*WRITTEN PROBLEM*: Copy out each line of the material below with no changes.

··· MATERIAL

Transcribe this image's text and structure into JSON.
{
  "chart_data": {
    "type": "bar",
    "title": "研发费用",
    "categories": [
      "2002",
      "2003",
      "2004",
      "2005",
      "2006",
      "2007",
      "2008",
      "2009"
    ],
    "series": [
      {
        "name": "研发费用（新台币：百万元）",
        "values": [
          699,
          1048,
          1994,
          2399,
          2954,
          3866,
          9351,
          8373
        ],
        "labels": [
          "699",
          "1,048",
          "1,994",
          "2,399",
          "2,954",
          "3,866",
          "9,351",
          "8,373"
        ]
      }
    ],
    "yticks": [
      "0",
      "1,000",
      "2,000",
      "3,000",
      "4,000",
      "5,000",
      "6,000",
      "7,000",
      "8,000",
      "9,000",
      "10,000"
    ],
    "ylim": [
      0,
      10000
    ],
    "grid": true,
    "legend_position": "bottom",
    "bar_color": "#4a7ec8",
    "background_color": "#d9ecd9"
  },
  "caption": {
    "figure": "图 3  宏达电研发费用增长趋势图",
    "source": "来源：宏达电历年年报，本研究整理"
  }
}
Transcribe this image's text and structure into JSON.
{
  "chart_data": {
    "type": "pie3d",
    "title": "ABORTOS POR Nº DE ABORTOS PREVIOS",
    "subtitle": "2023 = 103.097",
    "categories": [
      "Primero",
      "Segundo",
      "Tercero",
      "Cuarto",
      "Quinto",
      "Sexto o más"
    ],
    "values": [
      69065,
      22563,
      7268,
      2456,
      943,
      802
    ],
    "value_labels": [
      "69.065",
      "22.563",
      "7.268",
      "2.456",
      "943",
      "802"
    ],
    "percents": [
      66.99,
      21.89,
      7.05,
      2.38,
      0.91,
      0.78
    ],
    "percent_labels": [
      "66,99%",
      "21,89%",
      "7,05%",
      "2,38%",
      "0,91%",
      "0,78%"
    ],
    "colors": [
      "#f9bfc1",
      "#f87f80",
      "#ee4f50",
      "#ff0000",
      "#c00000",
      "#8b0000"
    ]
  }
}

······

*EXPECTED ANSWER*:
Transcribe this image's text and structure into JSON.
{
  "chart_data": {
    "type": "bar",
    "title": "研发费用",
    "categories": [
      "2002",
      "2003",
      "2004",
      "2005",
      "2006",
      "2007",
      "2008",
      "2009"
    ],
    "series": [
      {
        "name": "研发费用（新台币：百万元）",
        "values": [
          699,
          1048,
          1994,
          2399,
          2954,
          3866,
          9351,
          8373
        ],
        "labels": [
          "699",
          "1,048",
          "1,994",
          "2,399",
          "2,954",
          "3,866",
          "9,351",
          "8,373"
        ]
      }
    ],
    "yticks": [
      "0",
      "1,000",
      "2,000",
      "3,000",
      "4,000",
      "5,000",
      "6,000",
      "7,000",
      "8,000",
      "9,000",
      "10,000"
    ],
    "ylim": [
      0,
      10000
    ],
    "grid": true,
    "legend_position": "bottom",
    "bar_color": "#4a7ec8",
    "background_color": "#d9ecd9"
  },
  "caption": {
    "figure": "图 3  宏达电研发费用增长趋势图",
    "source": "来源：宏达电历年年报，本研究整理"
  }
}
Transcribe this image's text and structure into JSON.
{
  "chart_data": {
    "type": "pie3d",
    "title": "ABORTOS POR Nº DE ABORTOS PREVIOS",
    "subtitle": "2023 = 103.097",
    "categories": [
      "Primero",
      "Segundo",
      "Tercero",
      "Cuarto",
      "Quinto",
      "Sexto o más"
    ],
    "values": [
      69065,
      22563,
      7268,
      2456,
      943,
      802
    ],
    "value_labels": [
      "69.065",
      "22.563",
      "7.268",
      "2.456",
      "943",
      "802"
    ],
    "percents": [
      66.99,
      21.89,
      7.05,
      2.38,
      0.91,
      0.78
    ],
    "percent_labels": [
      "66,99%",
      "21,89%",
      "7,05%",
      "2,38%",
      "0,91%",
      "0,78%"
    ],
    "colors": [
      "#f9bfc1",
      "#f87f80",
      "#ee4f50",
      "#ff0000",
      "#c00000",
      "#8b0000"
    ]
  }
}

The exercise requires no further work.